- OBJECTIVE -
Each line that includes the string "this" counts once; give the total and nothing else.

- ENTRIES -

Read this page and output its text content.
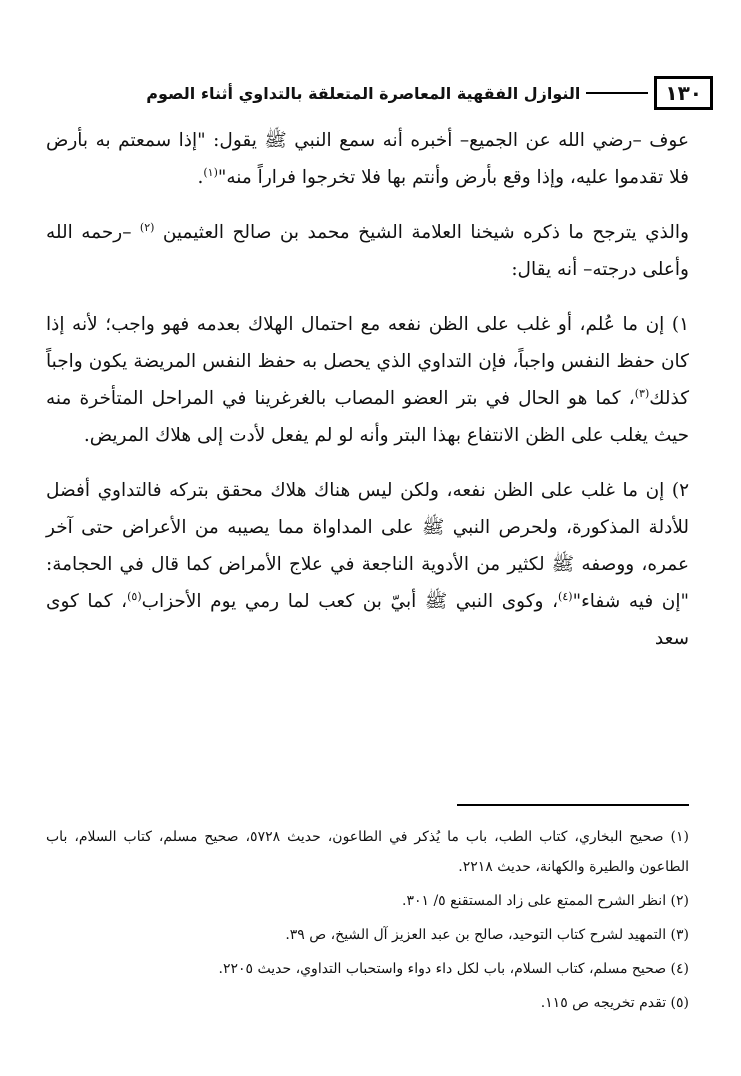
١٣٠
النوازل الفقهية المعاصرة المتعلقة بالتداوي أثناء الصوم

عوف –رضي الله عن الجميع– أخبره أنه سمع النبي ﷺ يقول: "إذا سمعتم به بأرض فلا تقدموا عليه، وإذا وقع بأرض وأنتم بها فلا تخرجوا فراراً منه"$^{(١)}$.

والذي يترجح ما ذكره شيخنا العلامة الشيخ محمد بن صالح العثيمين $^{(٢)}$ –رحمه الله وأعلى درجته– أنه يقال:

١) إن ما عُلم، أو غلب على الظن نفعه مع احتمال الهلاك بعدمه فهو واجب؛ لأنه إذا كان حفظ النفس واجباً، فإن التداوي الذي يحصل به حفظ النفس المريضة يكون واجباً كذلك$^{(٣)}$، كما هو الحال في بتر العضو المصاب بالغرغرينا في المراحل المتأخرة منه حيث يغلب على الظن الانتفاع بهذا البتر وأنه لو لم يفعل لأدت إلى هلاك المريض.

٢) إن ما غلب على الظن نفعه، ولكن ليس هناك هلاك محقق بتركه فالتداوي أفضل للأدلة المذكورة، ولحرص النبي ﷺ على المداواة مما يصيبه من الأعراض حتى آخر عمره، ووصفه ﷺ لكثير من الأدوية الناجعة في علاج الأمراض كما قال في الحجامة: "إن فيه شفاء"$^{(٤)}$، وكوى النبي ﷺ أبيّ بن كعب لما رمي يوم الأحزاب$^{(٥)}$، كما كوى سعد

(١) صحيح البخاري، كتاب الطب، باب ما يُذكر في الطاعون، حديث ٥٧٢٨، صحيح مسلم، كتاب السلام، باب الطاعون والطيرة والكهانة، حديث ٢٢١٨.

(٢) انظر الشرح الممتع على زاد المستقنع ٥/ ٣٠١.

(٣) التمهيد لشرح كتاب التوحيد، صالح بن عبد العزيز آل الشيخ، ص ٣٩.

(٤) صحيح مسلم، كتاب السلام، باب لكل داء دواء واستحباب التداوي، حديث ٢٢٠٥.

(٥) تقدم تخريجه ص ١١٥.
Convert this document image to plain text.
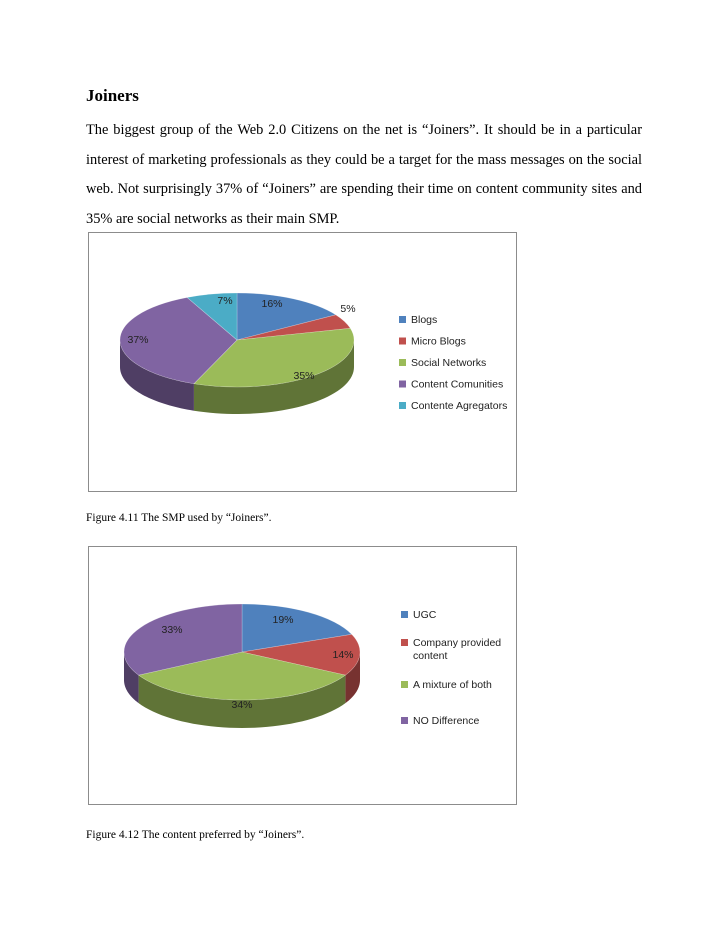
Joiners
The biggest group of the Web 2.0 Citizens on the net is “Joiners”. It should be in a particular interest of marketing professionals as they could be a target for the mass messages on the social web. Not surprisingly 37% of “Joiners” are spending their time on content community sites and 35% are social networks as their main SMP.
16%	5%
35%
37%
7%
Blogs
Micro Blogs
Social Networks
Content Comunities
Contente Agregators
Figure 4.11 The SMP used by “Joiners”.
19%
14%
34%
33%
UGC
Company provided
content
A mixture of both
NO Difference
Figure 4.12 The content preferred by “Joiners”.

--

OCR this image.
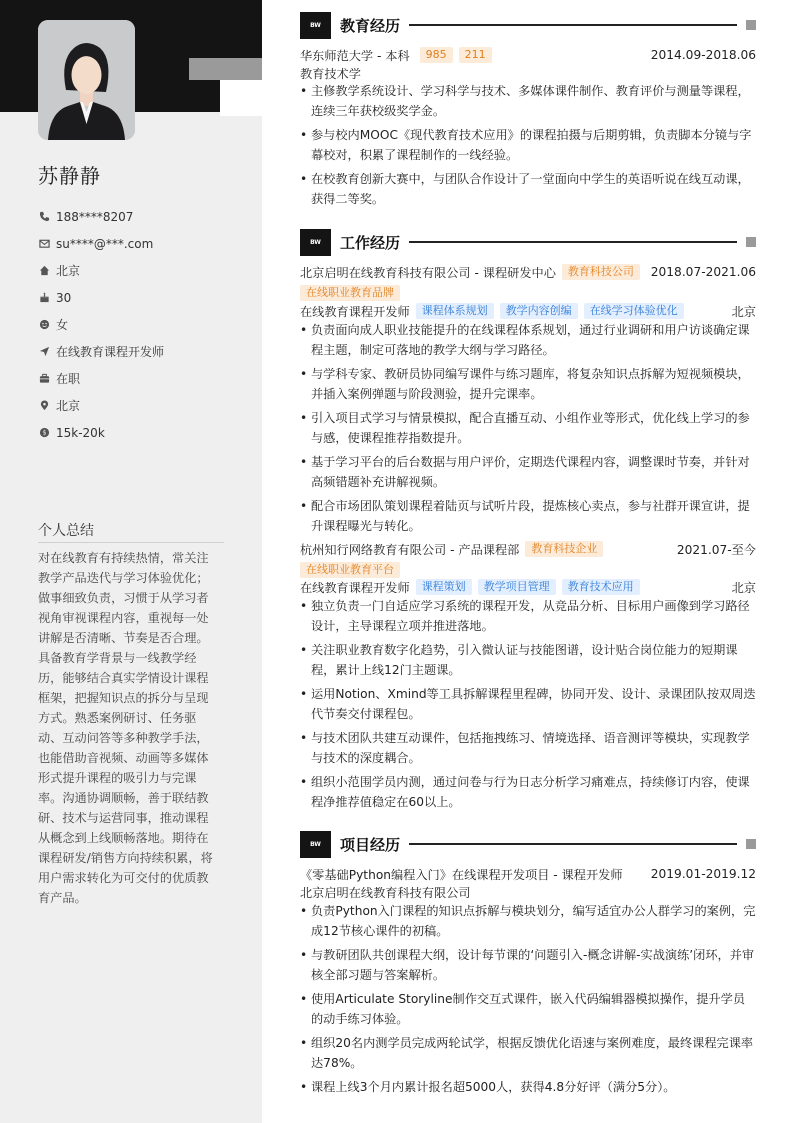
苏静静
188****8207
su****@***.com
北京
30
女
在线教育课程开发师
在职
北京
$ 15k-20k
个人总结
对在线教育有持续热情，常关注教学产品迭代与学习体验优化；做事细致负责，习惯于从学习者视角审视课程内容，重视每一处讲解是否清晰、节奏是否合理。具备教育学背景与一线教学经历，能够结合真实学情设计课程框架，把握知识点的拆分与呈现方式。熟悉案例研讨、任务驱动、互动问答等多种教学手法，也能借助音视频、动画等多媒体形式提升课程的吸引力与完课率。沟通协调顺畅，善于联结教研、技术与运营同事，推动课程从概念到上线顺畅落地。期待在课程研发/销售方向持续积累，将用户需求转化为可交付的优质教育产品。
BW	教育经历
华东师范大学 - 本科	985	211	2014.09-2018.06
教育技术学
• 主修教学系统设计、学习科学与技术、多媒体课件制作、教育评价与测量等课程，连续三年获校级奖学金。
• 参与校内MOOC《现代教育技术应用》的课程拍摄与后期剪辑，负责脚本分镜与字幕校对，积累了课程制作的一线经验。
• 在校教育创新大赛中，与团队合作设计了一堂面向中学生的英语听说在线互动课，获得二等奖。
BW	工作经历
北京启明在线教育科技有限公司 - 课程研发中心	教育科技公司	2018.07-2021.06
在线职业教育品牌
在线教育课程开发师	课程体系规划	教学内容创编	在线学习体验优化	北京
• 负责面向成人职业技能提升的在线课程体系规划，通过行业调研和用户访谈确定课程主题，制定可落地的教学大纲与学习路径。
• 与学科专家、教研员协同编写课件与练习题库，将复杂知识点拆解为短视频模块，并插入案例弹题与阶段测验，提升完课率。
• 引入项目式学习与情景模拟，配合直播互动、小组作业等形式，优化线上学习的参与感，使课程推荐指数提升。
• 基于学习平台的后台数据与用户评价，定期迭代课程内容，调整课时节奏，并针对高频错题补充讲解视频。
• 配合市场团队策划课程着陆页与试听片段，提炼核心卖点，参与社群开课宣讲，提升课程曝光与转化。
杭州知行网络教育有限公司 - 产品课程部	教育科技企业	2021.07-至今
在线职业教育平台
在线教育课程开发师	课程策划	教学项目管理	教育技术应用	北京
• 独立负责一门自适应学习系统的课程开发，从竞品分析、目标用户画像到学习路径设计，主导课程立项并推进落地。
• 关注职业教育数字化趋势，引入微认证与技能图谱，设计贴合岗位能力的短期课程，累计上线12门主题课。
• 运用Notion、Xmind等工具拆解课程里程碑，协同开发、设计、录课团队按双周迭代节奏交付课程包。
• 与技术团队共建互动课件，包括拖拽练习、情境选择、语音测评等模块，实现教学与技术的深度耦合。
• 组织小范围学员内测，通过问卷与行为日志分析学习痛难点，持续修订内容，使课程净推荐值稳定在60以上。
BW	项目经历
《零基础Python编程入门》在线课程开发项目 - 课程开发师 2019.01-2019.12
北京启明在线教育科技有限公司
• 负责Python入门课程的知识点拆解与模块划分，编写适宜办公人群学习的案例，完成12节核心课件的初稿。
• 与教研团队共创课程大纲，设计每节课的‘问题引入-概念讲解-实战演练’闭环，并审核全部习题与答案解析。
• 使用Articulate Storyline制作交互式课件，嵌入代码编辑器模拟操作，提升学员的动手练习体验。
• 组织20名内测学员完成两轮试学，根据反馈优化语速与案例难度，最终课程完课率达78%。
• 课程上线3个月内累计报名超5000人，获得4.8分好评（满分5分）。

- THE REPLY -
3